• _Rows from a dataset_:
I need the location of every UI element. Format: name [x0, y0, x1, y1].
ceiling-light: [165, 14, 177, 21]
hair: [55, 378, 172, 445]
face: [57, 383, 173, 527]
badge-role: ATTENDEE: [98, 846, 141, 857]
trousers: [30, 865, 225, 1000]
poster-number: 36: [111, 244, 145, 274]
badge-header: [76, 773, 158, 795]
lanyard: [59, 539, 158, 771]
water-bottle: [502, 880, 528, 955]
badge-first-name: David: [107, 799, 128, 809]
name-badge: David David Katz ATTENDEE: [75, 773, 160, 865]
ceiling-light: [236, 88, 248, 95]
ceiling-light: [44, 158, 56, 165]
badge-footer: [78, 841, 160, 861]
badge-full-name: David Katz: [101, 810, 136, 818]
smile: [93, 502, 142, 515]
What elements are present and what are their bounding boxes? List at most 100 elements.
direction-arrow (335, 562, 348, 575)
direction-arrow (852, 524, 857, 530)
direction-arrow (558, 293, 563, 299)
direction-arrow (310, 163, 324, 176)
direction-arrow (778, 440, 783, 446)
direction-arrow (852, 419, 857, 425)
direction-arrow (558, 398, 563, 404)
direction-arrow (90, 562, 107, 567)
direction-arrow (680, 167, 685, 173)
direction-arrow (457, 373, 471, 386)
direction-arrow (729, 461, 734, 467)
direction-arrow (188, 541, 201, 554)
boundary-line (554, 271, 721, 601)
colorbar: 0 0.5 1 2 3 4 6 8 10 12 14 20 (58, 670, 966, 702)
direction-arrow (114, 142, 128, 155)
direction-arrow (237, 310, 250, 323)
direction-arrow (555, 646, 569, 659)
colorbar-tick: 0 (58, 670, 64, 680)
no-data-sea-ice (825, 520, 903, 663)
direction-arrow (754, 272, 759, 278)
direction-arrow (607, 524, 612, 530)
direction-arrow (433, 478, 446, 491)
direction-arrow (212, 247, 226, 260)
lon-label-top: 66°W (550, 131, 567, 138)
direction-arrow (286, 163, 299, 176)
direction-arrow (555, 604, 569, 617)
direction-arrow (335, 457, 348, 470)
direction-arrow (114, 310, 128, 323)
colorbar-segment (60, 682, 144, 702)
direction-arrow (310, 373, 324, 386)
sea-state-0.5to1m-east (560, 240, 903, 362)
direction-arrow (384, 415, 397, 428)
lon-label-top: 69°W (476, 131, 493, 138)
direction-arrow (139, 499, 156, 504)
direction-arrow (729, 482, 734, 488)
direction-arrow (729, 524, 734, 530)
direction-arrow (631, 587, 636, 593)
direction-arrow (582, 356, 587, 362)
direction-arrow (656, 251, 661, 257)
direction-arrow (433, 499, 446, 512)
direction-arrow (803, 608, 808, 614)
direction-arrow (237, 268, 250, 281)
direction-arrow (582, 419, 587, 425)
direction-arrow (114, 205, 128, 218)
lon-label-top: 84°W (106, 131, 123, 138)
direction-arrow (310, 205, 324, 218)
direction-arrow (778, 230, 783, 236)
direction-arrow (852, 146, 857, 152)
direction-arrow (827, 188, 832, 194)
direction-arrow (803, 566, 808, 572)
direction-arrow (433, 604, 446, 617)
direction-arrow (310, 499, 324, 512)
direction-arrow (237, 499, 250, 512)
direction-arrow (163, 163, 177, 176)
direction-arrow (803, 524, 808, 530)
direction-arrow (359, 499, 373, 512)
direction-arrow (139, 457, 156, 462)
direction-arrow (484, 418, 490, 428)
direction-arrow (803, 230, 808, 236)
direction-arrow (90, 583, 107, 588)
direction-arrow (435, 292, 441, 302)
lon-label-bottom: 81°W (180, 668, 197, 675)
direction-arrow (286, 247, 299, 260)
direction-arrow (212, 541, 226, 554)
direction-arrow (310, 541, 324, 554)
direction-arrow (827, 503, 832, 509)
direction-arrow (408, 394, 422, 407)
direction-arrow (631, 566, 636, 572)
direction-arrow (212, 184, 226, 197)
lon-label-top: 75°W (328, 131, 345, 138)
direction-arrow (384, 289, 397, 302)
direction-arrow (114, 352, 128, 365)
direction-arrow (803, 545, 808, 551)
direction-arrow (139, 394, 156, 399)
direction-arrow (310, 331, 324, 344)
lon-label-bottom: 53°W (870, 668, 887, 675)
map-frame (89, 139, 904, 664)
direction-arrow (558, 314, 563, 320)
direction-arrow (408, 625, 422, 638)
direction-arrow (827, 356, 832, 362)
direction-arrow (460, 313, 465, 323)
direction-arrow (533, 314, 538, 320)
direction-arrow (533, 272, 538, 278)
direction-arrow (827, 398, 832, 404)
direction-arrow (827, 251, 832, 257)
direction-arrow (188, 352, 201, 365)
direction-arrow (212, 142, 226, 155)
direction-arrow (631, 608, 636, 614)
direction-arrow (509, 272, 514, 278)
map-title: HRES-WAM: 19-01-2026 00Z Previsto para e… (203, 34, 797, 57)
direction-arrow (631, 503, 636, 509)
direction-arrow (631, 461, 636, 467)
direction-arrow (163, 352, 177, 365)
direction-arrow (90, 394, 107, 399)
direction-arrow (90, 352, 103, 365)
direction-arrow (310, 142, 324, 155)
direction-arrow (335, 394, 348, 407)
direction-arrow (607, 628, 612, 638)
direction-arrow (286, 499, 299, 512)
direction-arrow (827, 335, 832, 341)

• _What the exercise asks_: Can you reproduce every one of the lines above verbatim, from the first to the last?

• _Response below_:
I need the location of every UI element. Format: name [x0, y0, x1, y1].
ceiling-light: [165, 14, 177, 21]
hair: [55, 378, 172, 445]
face: [57, 383, 173, 527]
badge-role: ATTENDEE: [98, 846, 141, 857]
trousers: [30, 865, 225, 1000]
poster-number: 36: [111, 244, 145, 274]
badge-header: [76, 773, 158, 795]
lanyard: [59, 539, 158, 771]
water-bottle: [502, 880, 528, 955]
badge-first-name: David: [107, 799, 128, 809]
name-badge: David David Katz ATTENDEE: [75, 773, 160, 865]
ceiling-light: [236, 88, 248, 95]
ceiling-light: [44, 158, 56, 165]
badge-footer: [78, 841, 160, 861]
badge-full-name: David Katz: [101, 810, 136, 818]
smile: [93, 502, 142, 515]
What elements are present and what are their bounding boxes? List at most 100 elements.
direction-arrow (335, 562, 348, 575)
direction-arrow (852, 524, 857, 530)
direction-arrow (558, 293, 563, 299)
direction-arrow (310, 163, 324, 176)
direction-arrow (778, 440, 783, 446)
direction-arrow (852, 419, 857, 425)
direction-arrow (558, 398, 563, 404)
direction-arrow (90, 562, 107, 567)
direction-arrow (680, 167, 685, 173)
direction-arrow (457, 373, 471, 386)
direction-arrow (729, 461, 734, 467)
direction-arrow (188, 541, 201, 554)
boundary-line (554, 271, 721, 601)
colorbar: 0 0.5 1 2 3 4 6 8 10 12 14 20 (58, 670, 966, 702)
direction-arrow (114, 142, 128, 155)
direction-arrow (237, 310, 250, 323)
direction-arrow (555, 646, 569, 659)
colorbar-tick: 0 (58, 670, 64, 680)
no-data-sea-ice (825, 520, 903, 663)
direction-arrow (754, 272, 759, 278)
direction-arrow (607, 524, 612, 530)
direction-arrow (433, 478, 446, 491)
direction-arrow (212, 247, 226, 260)
lon-label-top: 66°W (550, 131, 567, 138)
direction-arrow (286, 163, 299, 176)
direction-arrow (555, 604, 569, 617)
direction-arrow (335, 457, 348, 470)
direction-arrow (114, 310, 128, 323)
colorbar-segment (60, 682, 144, 702)
direction-arrow (310, 373, 324, 386)
sea-state-0.5to1m-east (560, 240, 903, 362)
direction-arrow (384, 415, 397, 428)
lon-label-top: 69°W (476, 131, 493, 138)
direction-arrow (139, 499, 156, 504)
direction-arrow (729, 482, 734, 488)
direction-arrow (729, 524, 734, 530)
direction-arrow (631, 587, 636, 593)
direction-arrow (582, 356, 587, 362)
direction-arrow (656, 251, 661, 257)
direction-arrow (433, 499, 446, 512)
direction-arrow (803, 608, 808, 614)
direction-arrow (237, 268, 250, 281)
direction-arrow (582, 419, 587, 425)
direction-arrow (114, 205, 128, 218)
lon-label-top: 84°W (106, 131, 123, 138)
direction-arrow (310, 205, 324, 218)
direction-arrow (778, 230, 783, 236)
direction-arrow (852, 146, 857, 152)
direction-arrow (827, 188, 832, 194)
direction-arrow (803, 566, 808, 572)
direction-arrow (433, 604, 446, 617)
direction-arrow (310, 499, 324, 512)
direction-arrow (237, 499, 250, 512)
direction-arrow (163, 163, 177, 176)
direction-arrow (803, 524, 808, 530)
direction-arrow (359, 499, 373, 512)
direction-arrow (139, 457, 156, 462)
direction-arrow (484, 418, 490, 428)
direction-arrow (803, 230, 808, 236)
direction-arrow (90, 583, 107, 588)
direction-arrow (435, 292, 441, 302)
lon-label-bottom: 81°W (180, 668, 197, 675)
direction-arrow (286, 247, 299, 260)
direction-arrow (212, 541, 226, 554)
direction-arrow (310, 541, 324, 554)
direction-arrow (827, 503, 832, 509)
direction-arrow (408, 394, 422, 407)
direction-arrow (631, 566, 636, 572)
direction-arrow (212, 184, 226, 197)
lon-label-top: 75°W (328, 131, 345, 138)
direction-arrow (384, 289, 397, 302)
direction-arrow (114, 352, 128, 365)
direction-arrow (803, 545, 808, 551)
direction-arrow (139, 394, 156, 399)
direction-arrow (310, 331, 324, 344)
lon-label-bottom: 53°W (870, 668, 887, 675)
map-frame (89, 139, 904, 664)
direction-arrow (558, 314, 563, 320)
direction-arrow (408, 625, 422, 638)
direction-arrow (827, 356, 832, 362)
direction-arrow (460, 313, 465, 323)
direction-arrow (533, 314, 538, 320)
direction-arrow (533, 272, 538, 278)
direction-arrow (827, 398, 832, 404)
direction-arrow (827, 251, 832, 257)
direction-arrow (188, 352, 201, 365)
direction-arrow (212, 142, 226, 155)
direction-arrow (631, 608, 636, 614)
direction-arrow (509, 272, 514, 278)
map-title: HRES-WAM: 19-01-2026 00Z Previsto para e… (203, 34, 797, 57)
direction-arrow (631, 503, 636, 509)
direction-arrow (631, 461, 636, 467)
direction-arrow (163, 352, 177, 365)
direction-arrow (90, 394, 107, 399)
direction-arrow (90, 352, 103, 365)
direction-arrow (310, 142, 324, 155)
direction-arrow (335, 394, 348, 407)
direction-arrow (607, 628, 612, 638)
direction-arrow (286, 499, 299, 512)
direction-arrow (827, 335, 832, 341)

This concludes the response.